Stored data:
## START
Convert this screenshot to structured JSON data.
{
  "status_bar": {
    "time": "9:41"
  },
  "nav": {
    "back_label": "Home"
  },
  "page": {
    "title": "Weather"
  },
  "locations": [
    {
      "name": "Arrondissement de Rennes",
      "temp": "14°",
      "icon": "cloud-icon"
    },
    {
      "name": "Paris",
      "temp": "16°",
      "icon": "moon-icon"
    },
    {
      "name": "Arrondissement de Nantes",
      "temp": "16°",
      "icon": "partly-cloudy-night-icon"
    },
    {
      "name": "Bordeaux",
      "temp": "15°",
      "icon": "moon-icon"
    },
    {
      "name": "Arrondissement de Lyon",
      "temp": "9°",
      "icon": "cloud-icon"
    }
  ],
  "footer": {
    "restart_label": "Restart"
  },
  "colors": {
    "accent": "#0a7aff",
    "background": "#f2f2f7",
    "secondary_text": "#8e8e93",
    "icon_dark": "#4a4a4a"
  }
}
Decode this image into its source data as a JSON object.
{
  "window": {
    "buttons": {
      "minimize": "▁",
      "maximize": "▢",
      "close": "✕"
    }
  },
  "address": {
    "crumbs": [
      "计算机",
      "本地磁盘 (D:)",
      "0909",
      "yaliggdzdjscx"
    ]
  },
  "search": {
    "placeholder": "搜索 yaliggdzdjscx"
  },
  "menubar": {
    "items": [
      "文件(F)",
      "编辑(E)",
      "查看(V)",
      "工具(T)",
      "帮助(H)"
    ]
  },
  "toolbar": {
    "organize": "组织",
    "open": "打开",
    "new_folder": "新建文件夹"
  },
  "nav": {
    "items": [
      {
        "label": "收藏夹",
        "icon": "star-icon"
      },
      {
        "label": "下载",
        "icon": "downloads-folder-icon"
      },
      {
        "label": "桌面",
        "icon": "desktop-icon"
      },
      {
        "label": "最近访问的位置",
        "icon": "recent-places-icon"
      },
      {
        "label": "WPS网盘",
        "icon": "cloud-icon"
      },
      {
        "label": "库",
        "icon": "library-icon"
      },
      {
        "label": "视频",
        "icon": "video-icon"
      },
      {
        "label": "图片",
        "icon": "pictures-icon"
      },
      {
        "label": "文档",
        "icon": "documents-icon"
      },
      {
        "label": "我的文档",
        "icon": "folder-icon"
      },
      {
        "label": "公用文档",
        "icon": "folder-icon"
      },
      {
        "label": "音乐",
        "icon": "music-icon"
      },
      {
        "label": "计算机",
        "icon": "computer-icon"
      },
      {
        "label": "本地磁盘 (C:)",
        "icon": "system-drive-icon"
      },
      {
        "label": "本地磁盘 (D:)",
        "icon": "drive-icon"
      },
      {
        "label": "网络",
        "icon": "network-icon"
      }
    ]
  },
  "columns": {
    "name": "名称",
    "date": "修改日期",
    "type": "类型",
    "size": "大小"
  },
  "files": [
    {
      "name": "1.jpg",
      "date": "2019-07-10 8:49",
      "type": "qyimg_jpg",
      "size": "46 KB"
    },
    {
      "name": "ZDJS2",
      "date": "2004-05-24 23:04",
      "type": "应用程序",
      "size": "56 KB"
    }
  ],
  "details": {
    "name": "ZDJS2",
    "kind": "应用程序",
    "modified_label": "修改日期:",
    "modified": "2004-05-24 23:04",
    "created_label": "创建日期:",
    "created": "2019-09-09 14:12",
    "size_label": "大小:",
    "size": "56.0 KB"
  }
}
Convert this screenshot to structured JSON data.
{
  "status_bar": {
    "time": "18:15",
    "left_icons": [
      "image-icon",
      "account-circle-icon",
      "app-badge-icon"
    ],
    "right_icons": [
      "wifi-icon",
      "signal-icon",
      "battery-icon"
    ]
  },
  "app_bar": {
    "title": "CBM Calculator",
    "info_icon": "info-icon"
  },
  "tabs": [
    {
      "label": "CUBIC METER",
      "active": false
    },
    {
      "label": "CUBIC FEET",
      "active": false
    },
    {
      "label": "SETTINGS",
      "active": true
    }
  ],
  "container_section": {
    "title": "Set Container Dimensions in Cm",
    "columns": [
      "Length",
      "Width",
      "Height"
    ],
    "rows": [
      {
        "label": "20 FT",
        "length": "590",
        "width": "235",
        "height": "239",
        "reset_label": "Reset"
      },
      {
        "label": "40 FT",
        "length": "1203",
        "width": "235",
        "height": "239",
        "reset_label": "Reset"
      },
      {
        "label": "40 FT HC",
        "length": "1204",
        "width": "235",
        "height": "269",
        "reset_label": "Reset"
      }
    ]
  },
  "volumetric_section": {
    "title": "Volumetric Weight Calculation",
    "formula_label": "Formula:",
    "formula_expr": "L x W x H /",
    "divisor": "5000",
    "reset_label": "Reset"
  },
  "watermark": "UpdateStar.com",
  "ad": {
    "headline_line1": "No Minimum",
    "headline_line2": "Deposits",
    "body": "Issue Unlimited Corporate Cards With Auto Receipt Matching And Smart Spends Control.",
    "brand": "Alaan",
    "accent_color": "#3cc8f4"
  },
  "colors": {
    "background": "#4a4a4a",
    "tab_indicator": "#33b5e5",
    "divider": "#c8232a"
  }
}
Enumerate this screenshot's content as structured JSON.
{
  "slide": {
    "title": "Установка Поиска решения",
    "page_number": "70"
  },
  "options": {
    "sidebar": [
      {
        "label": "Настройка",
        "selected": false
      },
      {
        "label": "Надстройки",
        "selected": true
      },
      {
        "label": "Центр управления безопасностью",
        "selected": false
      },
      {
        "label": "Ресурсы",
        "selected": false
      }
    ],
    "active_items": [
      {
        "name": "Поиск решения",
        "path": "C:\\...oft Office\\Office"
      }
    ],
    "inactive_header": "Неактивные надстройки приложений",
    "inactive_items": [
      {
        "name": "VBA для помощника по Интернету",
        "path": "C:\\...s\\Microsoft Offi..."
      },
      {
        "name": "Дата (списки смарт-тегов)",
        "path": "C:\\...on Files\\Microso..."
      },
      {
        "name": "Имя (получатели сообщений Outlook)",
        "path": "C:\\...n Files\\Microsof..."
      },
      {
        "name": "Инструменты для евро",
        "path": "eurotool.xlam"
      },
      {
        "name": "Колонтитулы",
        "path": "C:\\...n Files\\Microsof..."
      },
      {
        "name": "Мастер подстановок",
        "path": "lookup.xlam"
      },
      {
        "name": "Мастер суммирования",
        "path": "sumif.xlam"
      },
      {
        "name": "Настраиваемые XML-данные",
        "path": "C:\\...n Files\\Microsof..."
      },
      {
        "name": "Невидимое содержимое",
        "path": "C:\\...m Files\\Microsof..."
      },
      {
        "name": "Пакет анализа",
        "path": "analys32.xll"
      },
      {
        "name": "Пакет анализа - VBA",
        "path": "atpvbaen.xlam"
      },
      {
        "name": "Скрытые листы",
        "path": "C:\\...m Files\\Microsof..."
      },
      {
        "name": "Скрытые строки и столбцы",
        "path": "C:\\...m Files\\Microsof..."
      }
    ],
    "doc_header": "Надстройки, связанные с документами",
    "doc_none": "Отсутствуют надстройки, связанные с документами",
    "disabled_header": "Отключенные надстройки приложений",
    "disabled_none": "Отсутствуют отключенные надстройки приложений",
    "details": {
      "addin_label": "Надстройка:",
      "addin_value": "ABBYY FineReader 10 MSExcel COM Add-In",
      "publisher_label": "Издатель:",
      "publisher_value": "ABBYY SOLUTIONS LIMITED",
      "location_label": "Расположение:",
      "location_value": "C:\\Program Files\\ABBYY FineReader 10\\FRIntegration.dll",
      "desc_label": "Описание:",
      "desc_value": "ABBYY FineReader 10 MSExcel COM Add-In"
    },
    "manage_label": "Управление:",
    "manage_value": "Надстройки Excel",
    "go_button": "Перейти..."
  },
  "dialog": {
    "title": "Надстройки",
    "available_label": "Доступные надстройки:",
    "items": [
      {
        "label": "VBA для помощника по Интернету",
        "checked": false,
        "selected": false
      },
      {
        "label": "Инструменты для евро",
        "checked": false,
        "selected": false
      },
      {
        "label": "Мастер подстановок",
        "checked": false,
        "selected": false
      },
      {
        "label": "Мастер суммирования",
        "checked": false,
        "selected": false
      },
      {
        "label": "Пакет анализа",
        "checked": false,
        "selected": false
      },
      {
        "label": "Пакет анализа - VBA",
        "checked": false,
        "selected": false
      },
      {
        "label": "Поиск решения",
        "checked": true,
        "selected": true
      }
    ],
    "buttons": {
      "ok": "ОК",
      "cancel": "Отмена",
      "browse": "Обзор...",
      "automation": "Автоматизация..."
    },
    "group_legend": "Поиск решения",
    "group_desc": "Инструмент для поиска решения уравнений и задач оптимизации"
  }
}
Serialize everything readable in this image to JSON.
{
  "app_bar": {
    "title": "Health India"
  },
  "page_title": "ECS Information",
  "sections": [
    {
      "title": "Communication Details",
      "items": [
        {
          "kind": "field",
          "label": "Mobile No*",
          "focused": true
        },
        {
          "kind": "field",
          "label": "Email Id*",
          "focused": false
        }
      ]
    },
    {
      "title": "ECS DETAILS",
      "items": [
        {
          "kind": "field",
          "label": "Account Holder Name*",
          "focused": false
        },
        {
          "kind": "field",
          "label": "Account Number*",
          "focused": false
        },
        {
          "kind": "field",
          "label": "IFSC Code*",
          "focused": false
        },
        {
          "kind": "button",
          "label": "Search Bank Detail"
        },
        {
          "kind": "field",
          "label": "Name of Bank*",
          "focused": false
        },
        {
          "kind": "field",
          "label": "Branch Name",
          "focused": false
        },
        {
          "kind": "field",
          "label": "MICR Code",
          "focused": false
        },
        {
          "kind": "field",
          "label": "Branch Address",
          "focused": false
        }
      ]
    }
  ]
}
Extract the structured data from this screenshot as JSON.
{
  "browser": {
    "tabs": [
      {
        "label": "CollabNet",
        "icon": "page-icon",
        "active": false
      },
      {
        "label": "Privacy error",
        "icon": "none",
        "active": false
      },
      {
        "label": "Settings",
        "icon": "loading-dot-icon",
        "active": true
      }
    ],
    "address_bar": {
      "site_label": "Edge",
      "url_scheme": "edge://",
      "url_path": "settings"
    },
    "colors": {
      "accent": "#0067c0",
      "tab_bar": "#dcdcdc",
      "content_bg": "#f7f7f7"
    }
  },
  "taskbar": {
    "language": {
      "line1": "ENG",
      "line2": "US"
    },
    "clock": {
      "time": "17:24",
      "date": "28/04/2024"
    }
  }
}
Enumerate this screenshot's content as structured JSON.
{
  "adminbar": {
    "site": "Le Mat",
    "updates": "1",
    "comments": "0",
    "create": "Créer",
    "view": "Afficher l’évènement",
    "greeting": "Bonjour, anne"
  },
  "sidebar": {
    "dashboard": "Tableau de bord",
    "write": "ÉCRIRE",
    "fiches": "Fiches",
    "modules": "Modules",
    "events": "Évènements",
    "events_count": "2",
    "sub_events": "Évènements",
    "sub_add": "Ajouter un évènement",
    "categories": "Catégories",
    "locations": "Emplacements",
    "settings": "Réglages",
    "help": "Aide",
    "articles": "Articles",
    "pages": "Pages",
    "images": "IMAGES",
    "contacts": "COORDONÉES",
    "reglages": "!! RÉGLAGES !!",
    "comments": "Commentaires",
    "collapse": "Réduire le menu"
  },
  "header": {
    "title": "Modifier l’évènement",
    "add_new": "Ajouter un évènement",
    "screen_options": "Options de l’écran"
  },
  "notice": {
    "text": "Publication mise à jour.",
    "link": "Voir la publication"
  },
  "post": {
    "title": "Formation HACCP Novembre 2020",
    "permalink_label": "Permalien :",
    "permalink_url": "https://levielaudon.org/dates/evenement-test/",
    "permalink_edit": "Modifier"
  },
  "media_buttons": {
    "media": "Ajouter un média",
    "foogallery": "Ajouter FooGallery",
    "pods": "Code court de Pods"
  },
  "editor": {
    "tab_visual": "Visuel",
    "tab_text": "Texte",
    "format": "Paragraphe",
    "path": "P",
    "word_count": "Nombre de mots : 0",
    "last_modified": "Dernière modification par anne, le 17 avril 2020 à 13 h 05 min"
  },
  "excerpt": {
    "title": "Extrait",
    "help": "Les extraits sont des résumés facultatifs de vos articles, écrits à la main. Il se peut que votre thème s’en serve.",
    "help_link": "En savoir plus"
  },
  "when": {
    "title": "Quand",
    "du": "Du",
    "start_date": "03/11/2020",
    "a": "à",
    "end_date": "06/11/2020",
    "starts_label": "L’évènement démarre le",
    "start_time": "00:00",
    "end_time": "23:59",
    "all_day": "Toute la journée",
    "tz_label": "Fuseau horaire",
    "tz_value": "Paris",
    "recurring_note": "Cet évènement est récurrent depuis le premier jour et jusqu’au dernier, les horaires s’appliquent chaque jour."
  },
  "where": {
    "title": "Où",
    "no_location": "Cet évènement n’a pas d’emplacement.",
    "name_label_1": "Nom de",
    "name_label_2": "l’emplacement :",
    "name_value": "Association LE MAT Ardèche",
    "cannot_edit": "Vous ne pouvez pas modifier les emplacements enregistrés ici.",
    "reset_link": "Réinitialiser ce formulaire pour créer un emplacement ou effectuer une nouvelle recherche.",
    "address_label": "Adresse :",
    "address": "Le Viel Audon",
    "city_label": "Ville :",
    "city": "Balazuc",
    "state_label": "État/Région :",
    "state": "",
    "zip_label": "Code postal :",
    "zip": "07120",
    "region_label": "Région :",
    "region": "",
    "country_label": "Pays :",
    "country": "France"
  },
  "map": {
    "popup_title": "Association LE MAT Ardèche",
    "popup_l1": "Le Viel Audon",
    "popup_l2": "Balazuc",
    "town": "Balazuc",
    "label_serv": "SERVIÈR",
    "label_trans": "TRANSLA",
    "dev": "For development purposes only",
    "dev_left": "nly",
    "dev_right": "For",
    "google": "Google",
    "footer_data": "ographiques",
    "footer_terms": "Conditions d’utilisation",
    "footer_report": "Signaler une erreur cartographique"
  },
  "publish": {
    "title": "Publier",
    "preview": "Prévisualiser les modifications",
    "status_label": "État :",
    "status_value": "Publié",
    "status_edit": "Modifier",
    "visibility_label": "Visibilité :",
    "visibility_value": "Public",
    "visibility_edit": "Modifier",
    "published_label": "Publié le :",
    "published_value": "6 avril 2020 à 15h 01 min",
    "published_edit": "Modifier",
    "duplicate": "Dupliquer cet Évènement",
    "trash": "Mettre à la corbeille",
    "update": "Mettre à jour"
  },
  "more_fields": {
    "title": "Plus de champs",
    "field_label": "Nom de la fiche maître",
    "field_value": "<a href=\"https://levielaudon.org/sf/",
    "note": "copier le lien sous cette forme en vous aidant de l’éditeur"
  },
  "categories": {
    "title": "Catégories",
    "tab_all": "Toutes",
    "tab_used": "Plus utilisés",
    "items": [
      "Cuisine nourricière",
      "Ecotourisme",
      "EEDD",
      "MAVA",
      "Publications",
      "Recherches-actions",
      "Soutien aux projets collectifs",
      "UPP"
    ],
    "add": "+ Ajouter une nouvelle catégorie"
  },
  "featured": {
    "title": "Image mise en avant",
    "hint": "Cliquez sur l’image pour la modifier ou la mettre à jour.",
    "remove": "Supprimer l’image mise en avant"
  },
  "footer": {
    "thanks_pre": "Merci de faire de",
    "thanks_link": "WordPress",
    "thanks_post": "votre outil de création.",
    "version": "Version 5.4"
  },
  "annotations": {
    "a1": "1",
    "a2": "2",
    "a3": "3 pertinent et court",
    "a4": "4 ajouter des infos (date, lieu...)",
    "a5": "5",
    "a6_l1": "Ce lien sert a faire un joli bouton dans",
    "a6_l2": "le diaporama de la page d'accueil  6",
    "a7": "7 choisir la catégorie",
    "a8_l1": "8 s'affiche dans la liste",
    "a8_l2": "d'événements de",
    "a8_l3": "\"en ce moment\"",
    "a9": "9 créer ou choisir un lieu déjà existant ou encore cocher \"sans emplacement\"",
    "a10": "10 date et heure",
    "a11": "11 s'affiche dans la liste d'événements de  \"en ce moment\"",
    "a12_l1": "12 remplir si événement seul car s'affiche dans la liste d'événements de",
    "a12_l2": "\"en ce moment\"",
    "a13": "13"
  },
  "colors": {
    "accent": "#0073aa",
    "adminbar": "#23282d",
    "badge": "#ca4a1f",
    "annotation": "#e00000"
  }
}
## END
• Directions for this task
Within the listing above, find every line containing the string "Balazuc" and return it.

• Solution for this problem
    "city": "Balazuc",
    "popup_l2": "Balazuc",
    "town": "Balazuc",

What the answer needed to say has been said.